_Task instructions_.
Repeat every line of the listing below exactly, minus the pictures.

_The records_.

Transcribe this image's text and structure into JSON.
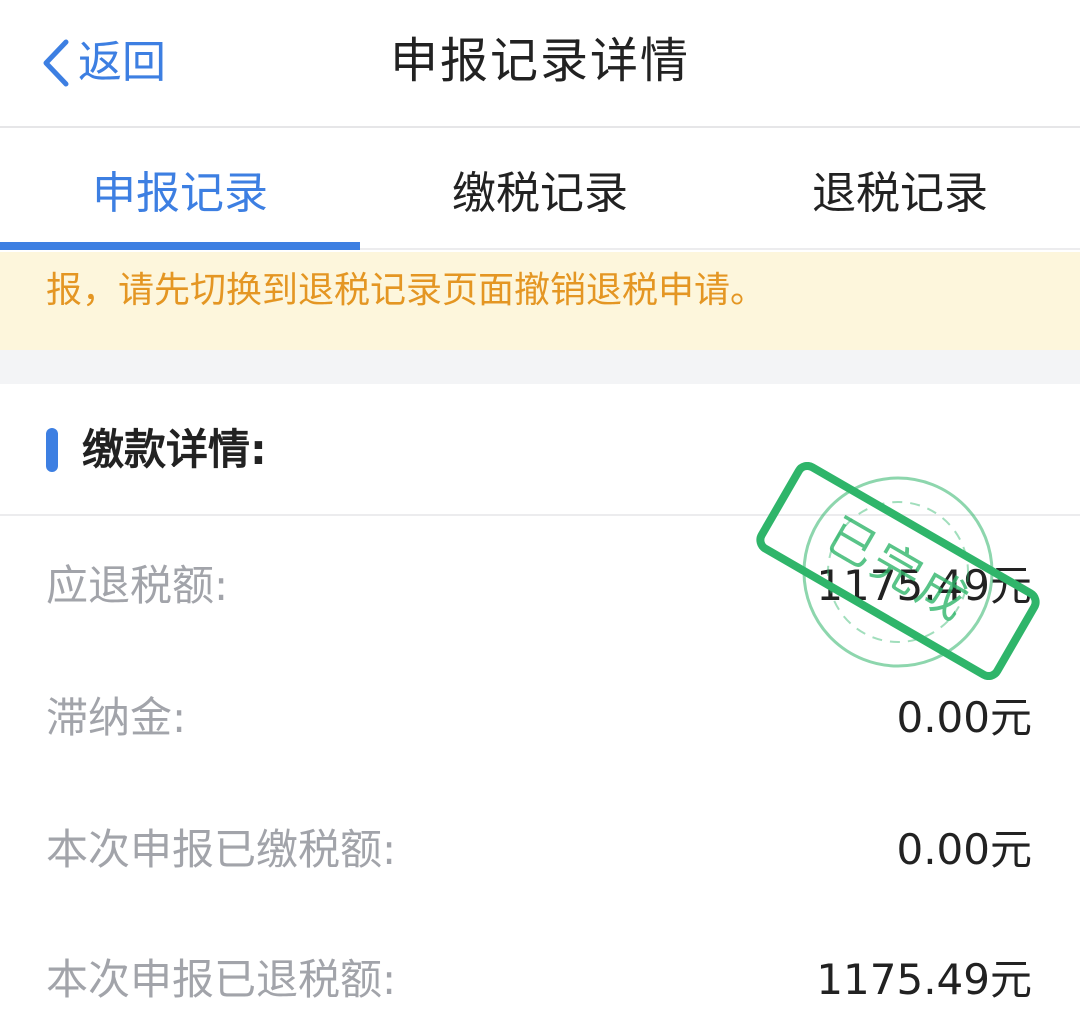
{
  "header": {
    "back_label": "返回",
    "title": "申报记录详情"
  },
  "tabs": [
    {
      "label": "申报记录",
      "active": true
    },
    {
      "label": "缴税记录",
      "active": false
    },
    {
      "label": "退税记录",
      "active": false
    }
  ],
  "notice": {
    "text": "报，请先切换到退税记录页面撤销退税申请。"
  },
  "section": {
    "title": "缴款详情:",
    "rows": [
      {
        "label": "应退税额:",
        "value": "1175.49元"
      },
      {
        "label": "滞纳金:",
        "value": "0.00元"
      },
      {
        "label": "本次申报已缴税额:",
        "value": "0.00元"
      },
      {
        "label": "本次申报已退税额:",
        "value": "1175.49元"
      }
    ]
  },
  "stamp": {
    "text": "已完成",
    "color": "#2fb56a"
  },
  "colors": {
    "accent": "#3d7fe2",
    "notice_text": "#e49623",
    "notice_bg": "#fdf6dc",
    "label_gray": "#a2a4aa"
  }
}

_Written answer_.
Transcribe this image's text and structure into JSON.
{
  "header": {
    "back_label": "返回",
    "title": "申报记录详情"
  },
  "tabs": [
    {
      "label": "申报记录",
      "active": true
    },
    {
      "label": "缴税记录",
      "active": false
    },
    {
      "label": "退税记录",
      "active": false
    }
  ],
  "notice": {
    "text": "报，请先切换到退税记录页面撤销退税申请。"
  },
  "section": {
    "title": "缴款详情:",
    "rows": [
      {
        "label": "应退税额:",
        "value": "1175.49元"
      },
      {
        "label": "滞纳金:",
        "value": "0.00元"
      },
      {
        "label": "本次申报已缴税额:",
        "value": "0.00元"
      },
      {
        "label": "本次申报已退税额:",
        "value": "1175.49元"
      }
    ]
  },
  "stamp": {
    "text": "已完成",
    "color": "#2fb56a"
  },
  "colors": {
    "accent": "#3d7fe2",
    "notice_text": "#e49623",
    "notice_bg": "#fdf6dc",
    "label_gray": "#a2a4aa"
  }
}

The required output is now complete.